- **The data**:

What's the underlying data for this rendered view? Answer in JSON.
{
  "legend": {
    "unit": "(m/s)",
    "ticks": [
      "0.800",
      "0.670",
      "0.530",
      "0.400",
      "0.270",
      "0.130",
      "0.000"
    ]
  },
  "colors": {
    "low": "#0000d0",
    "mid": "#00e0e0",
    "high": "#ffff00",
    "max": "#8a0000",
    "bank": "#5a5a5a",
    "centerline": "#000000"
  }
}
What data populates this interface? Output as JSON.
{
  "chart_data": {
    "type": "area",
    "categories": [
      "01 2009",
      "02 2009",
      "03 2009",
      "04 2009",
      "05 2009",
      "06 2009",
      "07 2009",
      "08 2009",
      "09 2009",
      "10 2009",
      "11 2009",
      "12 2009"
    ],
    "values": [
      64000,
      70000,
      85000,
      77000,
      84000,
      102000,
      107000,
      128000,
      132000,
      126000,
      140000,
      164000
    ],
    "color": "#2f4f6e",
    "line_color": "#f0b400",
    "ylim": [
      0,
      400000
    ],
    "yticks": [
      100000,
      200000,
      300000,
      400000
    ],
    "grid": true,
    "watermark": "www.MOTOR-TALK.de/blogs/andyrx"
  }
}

- **Requirement**:
Retype the data in full and match it exactly.

- **Answer for this exercise**:
What's the underlying data for this rendered view? Answer in JSON.
{
  "legend": {
    "unit": "(m/s)",
    "ticks": [
      "0.800",
      "0.670",
      "0.530",
      "0.400",
      "0.270",
      "0.130",
      "0.000"
    ]
  },
  "colors": {
    "low": "#0000d0",
    "mid": "#00e0e0",
    "high": "#ffff00",
    "max": "#8a0000",
    "bank": "#5a5a5a",
    "centerline": "#000000"
  }
}
What data populates this interface? Output as JSON.
{
  "chart_data": {
    "type": "area",
    "categories": [
      "01 2009",
      "02 2009",
      "03 2009",
      "04 2009",
      "05 2009",
      "06 2009",
      "07 2009",
      "08 2009",
      "09 2009",
      "10 2009",
      "11 2009",
      "12 2009"
    ],
    "values": [
      64000,
      70000,
      85000,
      77000,
      84000,
      102000,
      107000,
      128000,
      132000,
      126000,
      140000,
      164000
    ],
    "color": "#2f4f6e",
    "line_color": "#f0b400",
    "ylim": [
      0,
      400000
    ],
    "yticks": [
      100000,
      200000,
      300000,
      400000
    ],
    "grid": true,
    "watermark": "www.MOTOR-TALK.de/blogs/andyrx"
  }
}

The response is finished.